* EXERCISE PROMPT *
Skip the pictures and extract all of the lines exactly as written.

(Collection entries)
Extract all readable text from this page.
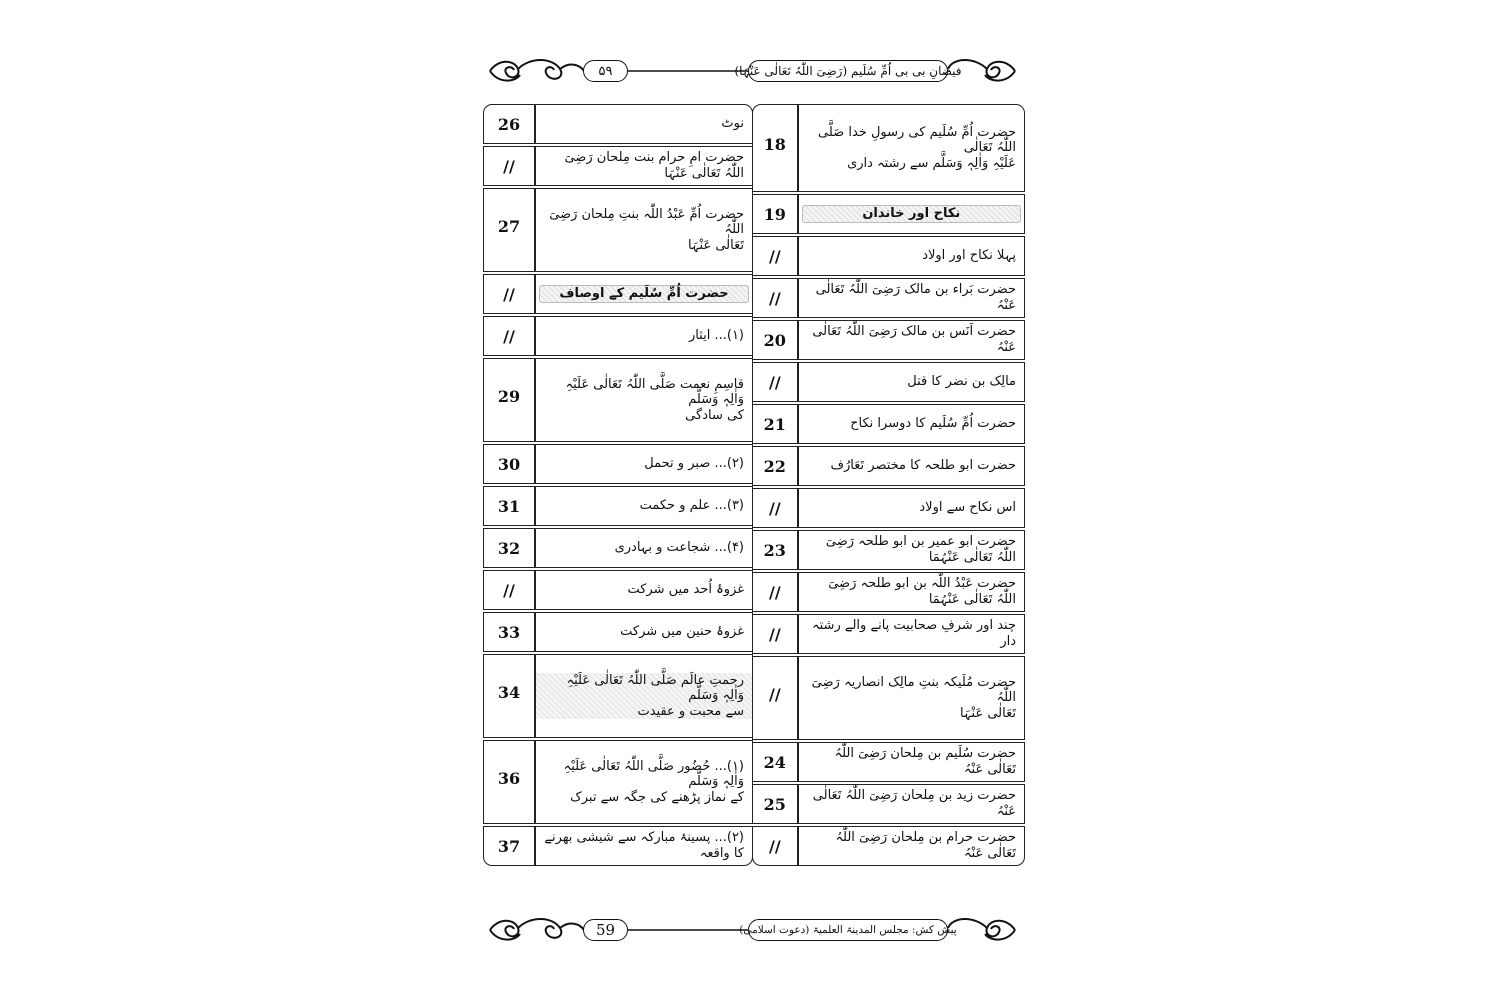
فیضانِ بی بی اُمِّ سُلَیم (رَضِیَ اللّٰہُ تَعَالٰی عَنْہَا)
۵۹
18	حضرت اُمِّ سُلَیم کی رسولِ خدا صَلَّی اللّٰہُ تَعَالٰی
عَلَیْہِ وَاٰلِہٖ وَسَلَّم سے رشتہ داری

19	نکاح اور خاندان

//	پہلا نکاح اور اولاد

//	حضرت بَراء بن مالک رَضِیَ اللّٰہُ تَعَالٰی عَنْہُ

20	حضرت اَنَس بن مالک رَضِیَ اللّٰہُ تَعَالٰی عَنْہُ

//	مالِک بن نضر کا قتل

21	حضرت اُمِّ سُلَیم کا دوسرا نکاح

22	حضرت ابو طلحہ کا مختصر تَعَارُف

//	اس نکاح سے اولاد

23	حضرت ابو عمیر بن ابو طلحہ رَضِیَ اللّٰہُ تَعَالٰی عَنْہُمَا

//	حضرت عَبْدُ اللّٰہ بن ابو طلحہ رَضِیَ اللّٰہُ تَعَالٰی عَنْہُمَا

//	چند اور شرفِ صحابیت پانے والے رشتہ دار

//	حضرت مُلَیکہ بنتِ مالِک انصاریہ رَضِیَ اللّٰہُ
تَعَالٰی عَنْہَا

24	حضرت سُلَیم بن مِلحان رَضِیَ اللّٰہُ تَعَالٰی عَنْہُ

25	حضرت زید بن مِلحان رَضِیَ اللّٰہُ تَعَالٰی عَنْہُ

//	حضرت حرام بن مِلحان رَضِیَ اللّٰہُ تَعَالٰی عَنْہُ
26	نوٹ

//	حضرت امِ حرام بنت مِلحان رَضِیَ اللّٰہُ تَعَالٰی عَنْہَا

27	حضرت اُمِّ عَبْدُ اللّٰہ بنتِ مِلحان رَضِیَ اللّٰہُ
تَعَالٰی عَنْہَا

//	حضرت اُمِّ سُلَیم کے اوصاف

//	(۱)... ایثار

29	قاسِمِ نعمت صَلَّی اللّٰہُ تَعَالٰی عَلَیْہِ وَاٰلِہٖ وَسَلَّم
کی سادگی

30	(۲)... صبر و تحمل

31	(۳)... علم و حکمت

32	(۴)... شجاعت و بہادری

//	غزوۂ اُحد میں شرکت

33	غزوۂ حنین میں شرکت

34	رحمتِ عالَم صَلَّی اللّٰہُ تَعَالٰی عَلَیْہِ وَاٰلِہٖ وَسَلَّم
سے محبت و عقیدت

36	(۱)... حُضُور صَلَّی اللّٰہُ تَعَالٰی عَلَیْہِ وَاٰلِہٖ وَسَلَّم
کے نماز پڑھنے کی جگہ سے تبرک

37	(۲)... پسینۂ مبارکہ سے شیشی بھرنے کا واقعہ
پیش کش: مجلس المدینۃ العلمیۃ (دعوت اسلامی)
59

* SOLUTION *
Extract all readable text from this page.
فیضانِ بی بی اُمِّ سُلَیم (رَضِیَ اللّٰہُ تَعَالٰی عَنْہَا)
۵۹
18	حضرت اُمِّ سُلَیم کی رسولِ خدا صَلَّی اللّٰہُ تَعَالٰی
عَلَیْہِ وَاٰلِہٖ وَسَلَّم سے رشتہ داری

19	نکاح اور خاندان

//	پہلا نکاح اور اولاد

//	حضرت بَراء بن مالک رَضِیَ اللّٰہُ تَعَالٰی عَنْہُ

20	حضرت اَنَس بن مالک رَضِیَ اللّٰہُ تَعَالٰی عَنْہُ

//	مالِک بن نضر کا قتل

21	حضرت اُمِّ سُلَیم کا دوسرا نکاح

22	حضرت ابو طلحہ کا مختصر تَعَارُف

//	اس نکاح سے اولاد

23	حضرت ابو عمیر بن ابو طلحہ رَضِیَ اللّٰہُ تَعَالٰی عَنْہُمَا

//	حضرت عَبْدُ اللّٰہ بن ابو طلحہ رَضِیَ اللّٰہُ تَعَالٰی عَنْہُمَا

//	چند اور شرفِ صحابیت پانے والے رشتہ دار

//	حضرت مُلَیکہ بنتِ مالِک انصاریہ رَضِیَ اللّٰہُ
تَعَالٰی عَنْہَا

24	حضرت سُلَیم بن مِلحان رَضِیَ اللّٰہُ تَعَالٰی عَنْہُ

25	حضرت زید بن مِلحان رَضِیَ اللّٰہُ تَعَالٰی عَنْہُ

//	حضرت حرام بن مِلحان رَضِیَ اللّٰہُ تَعَالٰی عَنْہُ
26	نوٹ

//	حضرت امِ حرام بنت مِلحان رَضِیَ اللّٰہُ تَعَالٰی عَنْہَا

27	حضرت اُمِّ عَبْدُ اللّٰہ بنتِ مِلحان رَضِیَ اللّٰہُ
تَعَالٰی عَنْہَا

//	حضرت اُمِّ سُلَیم کے اوصاف

//	(۱)... ایثار

29	قاسِمِ نعمت صَلَّی اللّٰہُ تَعَالٰی عَلَیْہِ وَاٰلِہٖ وَسَلَّم
کی سادگی

30	(۲)... صبر و تحمل

31	(۳)... علم و حکمت

32	(۴)... شجاعت و بہادری

//	غزوۂ اُحد میں شرکت

33	غزوۂ حنین میں شرکت

34	رحمتِ عالَم صَلَّی اللّٰہُ تَعَالٰی عَلَیْہِ وَاٰلِہٖ وَسَلَّم
سے محبت و عقیدت

36	(۱)... حُضُور صَلَّی اللّٰہُ تَعَالٰی عَلَیْہِ وَاٰلِہٖ وَسَلَّم
کے نماز پڑھنے کی جگہ سے تبرک

37	(۲)... پسینۂ مبارکہ سے شیشی بھرنے کا واقعہ
پیش کش: مجلس المدینۃ العلمیۃ (دعوت اسلامی)
59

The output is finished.